**Task:**
Write out every entry, unchanged. Skip any picture.

**Given records:**
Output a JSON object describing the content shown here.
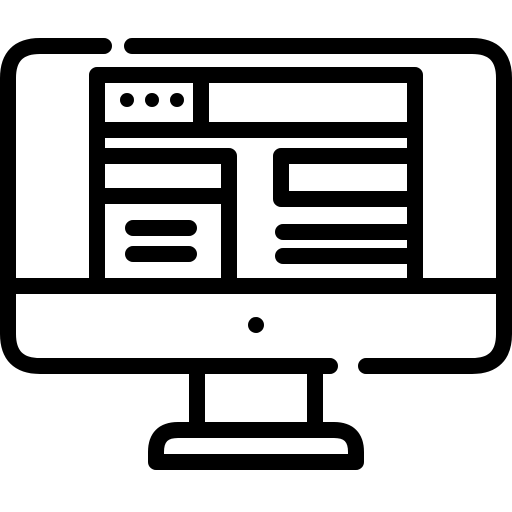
{
  "icon": {
    "name": "desktop-monitor-webpage-icon",
    "stroke_color": "#000000",
    "fill_color": "#ffffff",
    "parts": [
      "monitor-frame",
      "screen",
      "browser-window",
      "window-dots",
      "address-bar",
      "sidebar-panel",
      "content-card",
      "text-lines",
      "monitor-chin",
      "power-dot",
      "stand-neck",
      "stand-base"
    ]
  }
}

**Solution to this task:**
Output a JSON object describing the content shown here.
{
  "icon": {
    "name": "desktop-monitor-webpage-icon",
    "stroke_color": "#000000",
    "fill_color": "#ffffff",
    "parts": [
      "monitor-frame",
      "screen",
      "browser-window",
      "window-dots",
      "address-bar",
      "sidebar-panel",
      "content-card",
      "text-lines",
      "monitor-chin",
      "power-dot",
      "stand-neck",
      "stand-base"
    ]
  }
}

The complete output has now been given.